**Do this:** An exact copy of the records is required, minus the pictures they hold.
##### Records for the task
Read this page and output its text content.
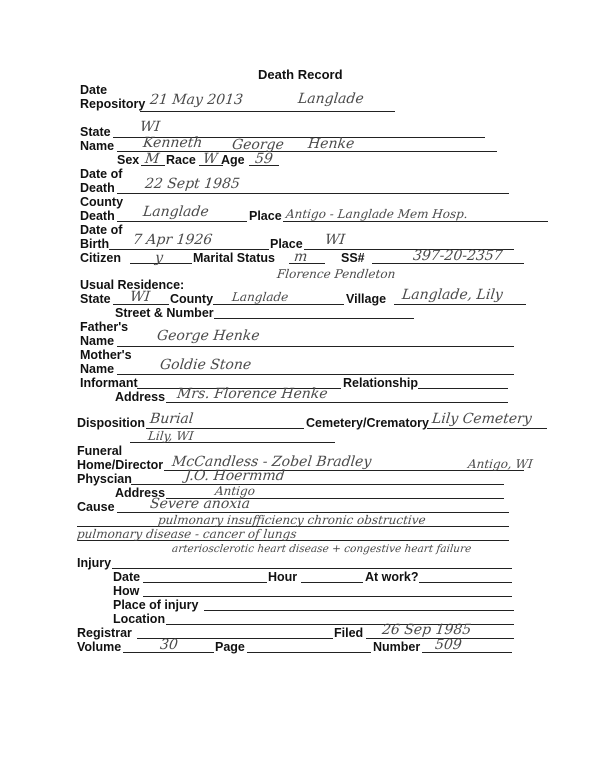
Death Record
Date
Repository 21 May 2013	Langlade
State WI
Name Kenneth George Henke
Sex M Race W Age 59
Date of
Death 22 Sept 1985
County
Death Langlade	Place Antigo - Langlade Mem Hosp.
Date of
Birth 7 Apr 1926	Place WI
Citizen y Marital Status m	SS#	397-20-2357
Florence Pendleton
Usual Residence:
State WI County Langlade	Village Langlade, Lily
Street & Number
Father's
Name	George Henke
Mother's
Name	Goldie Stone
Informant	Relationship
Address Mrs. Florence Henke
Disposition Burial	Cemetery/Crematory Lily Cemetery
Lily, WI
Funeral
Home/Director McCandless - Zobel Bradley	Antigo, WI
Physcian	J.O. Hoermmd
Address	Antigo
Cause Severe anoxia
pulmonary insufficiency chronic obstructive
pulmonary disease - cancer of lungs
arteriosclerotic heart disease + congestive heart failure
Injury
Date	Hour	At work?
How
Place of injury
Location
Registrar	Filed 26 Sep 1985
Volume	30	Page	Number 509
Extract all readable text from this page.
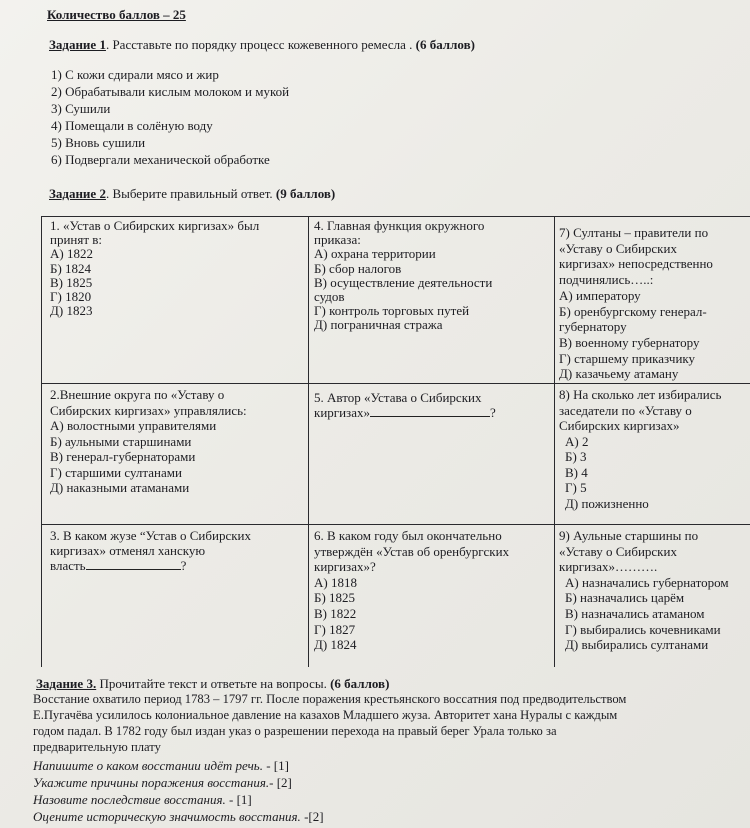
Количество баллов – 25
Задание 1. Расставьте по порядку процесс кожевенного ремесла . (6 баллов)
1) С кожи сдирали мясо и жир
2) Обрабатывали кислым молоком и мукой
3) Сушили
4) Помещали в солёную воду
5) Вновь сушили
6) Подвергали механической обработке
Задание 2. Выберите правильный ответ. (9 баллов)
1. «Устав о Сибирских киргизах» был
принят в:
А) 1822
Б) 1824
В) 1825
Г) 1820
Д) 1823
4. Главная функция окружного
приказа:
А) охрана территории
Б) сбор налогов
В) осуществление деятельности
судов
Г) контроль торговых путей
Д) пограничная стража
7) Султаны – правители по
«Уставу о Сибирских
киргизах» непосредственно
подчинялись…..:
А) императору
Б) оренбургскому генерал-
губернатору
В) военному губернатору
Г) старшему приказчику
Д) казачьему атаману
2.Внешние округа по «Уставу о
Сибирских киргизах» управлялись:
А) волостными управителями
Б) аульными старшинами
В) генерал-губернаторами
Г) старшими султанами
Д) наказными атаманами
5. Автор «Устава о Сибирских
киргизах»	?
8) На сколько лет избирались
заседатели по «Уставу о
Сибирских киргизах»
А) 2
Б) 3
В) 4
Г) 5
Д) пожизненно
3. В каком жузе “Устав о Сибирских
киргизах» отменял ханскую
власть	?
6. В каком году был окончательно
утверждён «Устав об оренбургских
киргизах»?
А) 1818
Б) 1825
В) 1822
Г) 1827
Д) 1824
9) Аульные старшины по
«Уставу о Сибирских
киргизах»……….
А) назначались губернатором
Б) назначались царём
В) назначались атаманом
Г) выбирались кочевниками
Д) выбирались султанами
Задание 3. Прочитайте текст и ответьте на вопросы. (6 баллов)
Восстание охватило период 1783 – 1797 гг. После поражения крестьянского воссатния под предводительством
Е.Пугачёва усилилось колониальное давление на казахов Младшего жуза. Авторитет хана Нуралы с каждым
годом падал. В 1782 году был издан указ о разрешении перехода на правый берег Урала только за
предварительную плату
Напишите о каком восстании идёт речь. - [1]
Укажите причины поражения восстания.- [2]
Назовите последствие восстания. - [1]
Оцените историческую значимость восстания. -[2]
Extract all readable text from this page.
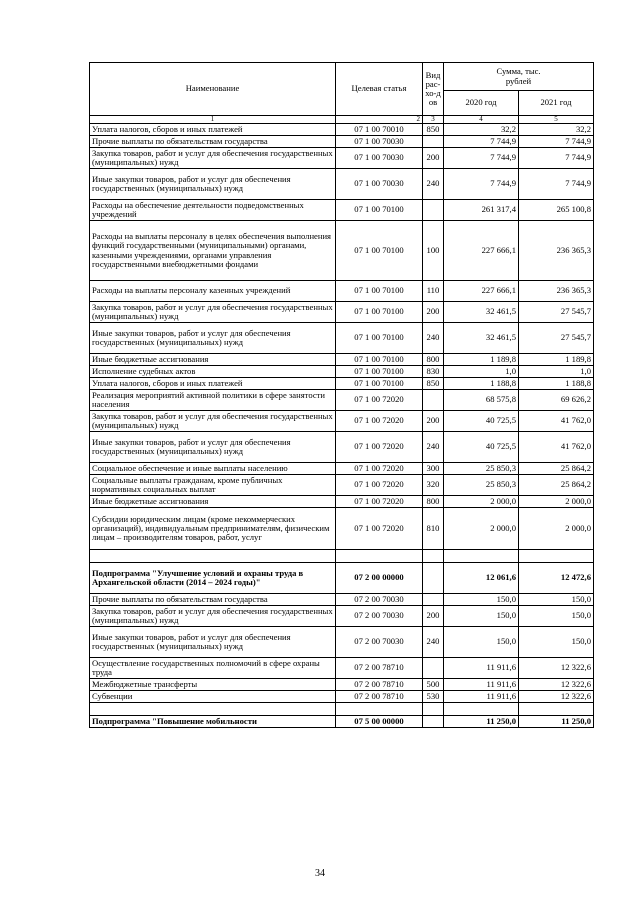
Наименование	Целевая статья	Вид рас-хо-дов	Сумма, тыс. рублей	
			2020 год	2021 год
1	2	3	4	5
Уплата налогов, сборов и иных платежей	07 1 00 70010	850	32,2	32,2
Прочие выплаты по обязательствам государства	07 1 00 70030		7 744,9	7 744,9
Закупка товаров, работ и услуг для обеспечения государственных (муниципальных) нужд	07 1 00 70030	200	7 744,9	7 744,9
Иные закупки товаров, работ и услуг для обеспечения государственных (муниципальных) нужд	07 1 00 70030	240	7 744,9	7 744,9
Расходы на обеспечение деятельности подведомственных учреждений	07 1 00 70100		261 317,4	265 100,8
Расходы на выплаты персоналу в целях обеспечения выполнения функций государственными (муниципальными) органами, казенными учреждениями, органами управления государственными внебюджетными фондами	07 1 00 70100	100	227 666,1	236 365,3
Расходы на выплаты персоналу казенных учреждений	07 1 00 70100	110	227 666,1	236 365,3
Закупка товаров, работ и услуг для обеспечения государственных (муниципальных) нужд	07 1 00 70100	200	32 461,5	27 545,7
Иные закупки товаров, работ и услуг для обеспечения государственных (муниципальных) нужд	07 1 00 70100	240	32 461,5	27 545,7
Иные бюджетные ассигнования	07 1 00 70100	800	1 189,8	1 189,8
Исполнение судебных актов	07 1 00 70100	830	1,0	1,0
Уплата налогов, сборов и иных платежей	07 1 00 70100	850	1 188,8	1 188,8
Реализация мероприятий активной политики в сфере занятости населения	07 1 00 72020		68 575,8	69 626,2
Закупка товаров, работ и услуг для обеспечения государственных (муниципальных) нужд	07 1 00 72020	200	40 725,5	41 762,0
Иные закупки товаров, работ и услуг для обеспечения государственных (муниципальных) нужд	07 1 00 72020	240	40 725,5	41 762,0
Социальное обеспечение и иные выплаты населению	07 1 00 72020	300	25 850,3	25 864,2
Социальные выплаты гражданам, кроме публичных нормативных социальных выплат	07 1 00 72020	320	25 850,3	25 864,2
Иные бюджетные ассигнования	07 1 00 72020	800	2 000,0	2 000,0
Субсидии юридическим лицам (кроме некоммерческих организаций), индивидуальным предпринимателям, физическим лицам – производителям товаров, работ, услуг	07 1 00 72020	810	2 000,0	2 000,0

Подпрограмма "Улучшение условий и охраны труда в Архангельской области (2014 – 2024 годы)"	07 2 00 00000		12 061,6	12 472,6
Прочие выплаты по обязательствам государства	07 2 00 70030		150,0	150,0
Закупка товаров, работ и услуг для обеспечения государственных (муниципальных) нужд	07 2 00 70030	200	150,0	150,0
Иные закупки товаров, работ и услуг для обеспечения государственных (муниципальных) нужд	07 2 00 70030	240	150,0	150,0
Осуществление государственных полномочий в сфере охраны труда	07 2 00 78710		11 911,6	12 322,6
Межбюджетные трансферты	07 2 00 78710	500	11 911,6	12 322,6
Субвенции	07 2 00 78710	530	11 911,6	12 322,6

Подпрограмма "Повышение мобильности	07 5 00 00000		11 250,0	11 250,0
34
##########
**Solution to this task:**
Read this page and output its text content.
Death Record
Date
Repository 21 May 2013	Langlade
State WI
Name Kenneth George Henke
Sex M Race W Age 59
Date of
Death 22 Sept 1985
County
Death Langlade	Place Antigo - Langlade Mem Hosp.
Date of
Birth 7 Apr 1926	Place WI
Citizen y Marital Status m	SS#	397-20-2357
Florence Pendleton
Usual Residence:
State WI County Langlade	Village Langlade, Lily
Street & Number
Father's
Name	George Henke
Mother's
Name	Goldie Stone
Informant	Relationship
Address Mrs. Florence Henke
Disposition Burial	Cemetery/Crematory Lily Cemetery
Lily, WI
Funeral
Home/Director McCandless - Zobel Bradley	Antigo, WI
Physcian	J.O. Hoermmd
Address	Antigo
Cause Severe anoxia
pulmonary insufficiency chronic obstructive
pulmonary disease - cancer of lungs
arteriosclerotic heart disease + congestive heart failure
Injury
Date	Hour	At work?
How
Place of injury
Location
Registrar	Filed 26 Sep 1985
Volume	30	Page	Number 509
Extract all readable text from this page.
Количество баллов – 25
Задание 1. Расставьте по порядку процесс кожевенного ремесла . (6 баллов)
1) С кожи сдирали мясо и жир
2) Обрабатывали кислым молоком и мукой
3) Сушили
4) Помещали в солёную воду
5) Вновь сушили
6) Подвергали механической обработке
Задание 2. Выберите правильный ответ. (9 баллов)
1. «Устав о Сибирских киргизах» был
принят в:
А) 1822
Б) 1824
В) 1825
Г) 1820
Д) 1823
4. Главная функция окружного
приказа:
А) охрана территории
Б) сбор налогов
В) осуществление деятельности
судов
Г) контроль торговых путей
Д) пограничная стража
7) Султаны – правители по
«Уставу о Сибирских
киргизах» непосредственно
подчинялись…..:
А) императору
Б) оренбургскому генерал-
губернатору
В) военному губернатору
Г) старшему приказчику
Д) казачьему атаману
2.Внешние округа по «Уставу о
Сибирских киргизах» управлялись:
А) волостными управителями
Б) аульными старшинами
В) генерал-губернаторами
Г) старшими султанами
Д) наказными атаманами
5. Автор «Устава о Сибирских
киргизах»	?
8) На сколько лет избирались
заседатели по «Уставу о
Сибирских киргизах»
А) 2
Б) 3
В) 4
Г) 5
Д) пожизненно
3. В каком жузе “Устав о Сибирских
киргизах» отменял ханскую
власть	?
6. В каком году был окончательно
утверждён «Устав об оренбургских
киргизах»?
А) 1818
Б) 1825
В) 1822
Г) 1827
Д) 1824
9) Аульные старшины по
«Уставу о Сибирских
киргизах»……….
А) назначались губернатором
Б) назначались царём
В) назначались атаманом
Г) выбирались кочевниками
Д) выбирались султанами
Задание 3. Прочитайте текст и ответьте на вопросы. (6 баллов)
Восстание охватило период 1783 – 1797 гг. После поражения крестьянского воссатния под предводительством
Е.Пугачёва усилилось колониальное давление на казахов Младшего жуза. Авторитет хана Нуралы с каждым
годом падал. В 1782 году был издан указ о разрешении перехода на правый берег Урала только за
предварительную плату
Напишите о каком восстании идёт речь. - [1]
Укажите причины поражения восстания.- [2]
Назовите последствие восстания. - [1]
Оцените историческую значимость восстания. -[2]
Extract all readable text from this page.
Наименование	Целевая статья	Вид рас-хо-дов	Сумма, тыс. рублей	
			2020 год	2021 год
1	2	3	4	5
Уплата налогов, сборов и иных платежей	07 1 00 70010	850	32,2	32,2
Прочие выплаты по обязательствам государства	07 1 00 70030		7 744,9	7 744,9
Закупка товаров, работ и услуг для обеспечения государственных (муниципальных) нужд	07 1 00 70030	200	7 744,9	7 744,9
Иные закупки товаров, работ и услуг для обеспечения государственных (муниципальных) нужд	07 1 00 70030	240	7 744,9	7 744,9
Расходы на обеспечение деятельности подведомственных учреждений	07 1 00 70100		261 317,4	265 100,8
Расходы на выплаты персоналу в целях обеспечения выполнения функций государственными (муниципальными) органами, казенными учреждениями, органами управления государственными внебюджетными фондами	07 1 00 70100	100	227 666,1	236 365,3
Расходы на выплаты персоналу казенных учреждений	07 1 00 70100	110	227 666,1	236 365,3
Закупка товаров, работ и услуг для обеспечения государственных (муниципальных) нужд	07 1 00 70100	200	32 461,5	27 545,7
Иные закупки товаров, работ и услуг для обеспечения государственных (муниципальных) нужд	07 1 00 70100	240	32 461,5	27 545,7
Иные бюджетные ассигнования	07 1 00 70100	800	1 189,8	1 189,8
Исполнение судебных актов	07 1 00 70100	830	1,0	1,0
Уплата налогов, сборов и иных платежей	07 1 00 70100	850	1 188,8	1 188,8
Реализация мероприятий активной политики в сфере занятости населения	07 1 00 72020		68 575,8	69 626,2
Закупка товаров, работ и услуг для обеспечения государственных (муниципальных) нужд	07 1 00 72020	200	40 725,5	41 762,0
Иные закупки товаров, работ и услуг для обеспечения государственных (муниципальных) нужд	07 1 00 72020	240	40 725,5	41 762,0
Социальное обеспечение и иные выплаты населению	07 1 00 72020	300	25 850,3	25 864,2
Социальные выплаты гражданам, кроме публичных нормативных социальных выплат	07 1 00 72020	320	25 850,3	25 864,2
Иные бюджетные ассигнования	07 1 00 72020	800	2 000,0	2 000,0
Субсидии юридическим лицам (кроме некоммерческих организаций), индивидуальным предпринимателям, физическим лицам – производителям товаров, работ, услуг	07 1 00 72020	810	2 000,0	2 000,0

Подпрограмма "Улучшение условий и охраны труда в Архангельской области (2014 – 2024 годы)"	07 2 00 00000		12 061,6	12 472,6
Прочие выплаты по обязательствам государства	07 2 00 70030		150,0	150,0
Закупка товаров, работ и услуг для обеспечения государственных (муниципальных) нужд	07 2 00 70030	200	150,0	150,0
Иные закупки товаров, работ и услуг для обеспечения государственных (муниципальных) нужд	07 2 00 70030	240	150,0	150,0
Осуществление государственных полномочий в сфере охраны труда	07 2 00 78710		11 911,6	12 322,6
Межбюджетные трансферты	07 2 00 78710	500	11 911,6	12 322,6
Субвенции	07 2 00 78710	530	11 911,6	12 322,6

Подпрограмма "Повышение мобильности	07 5 00 00000		11 250,0	11 250,0
34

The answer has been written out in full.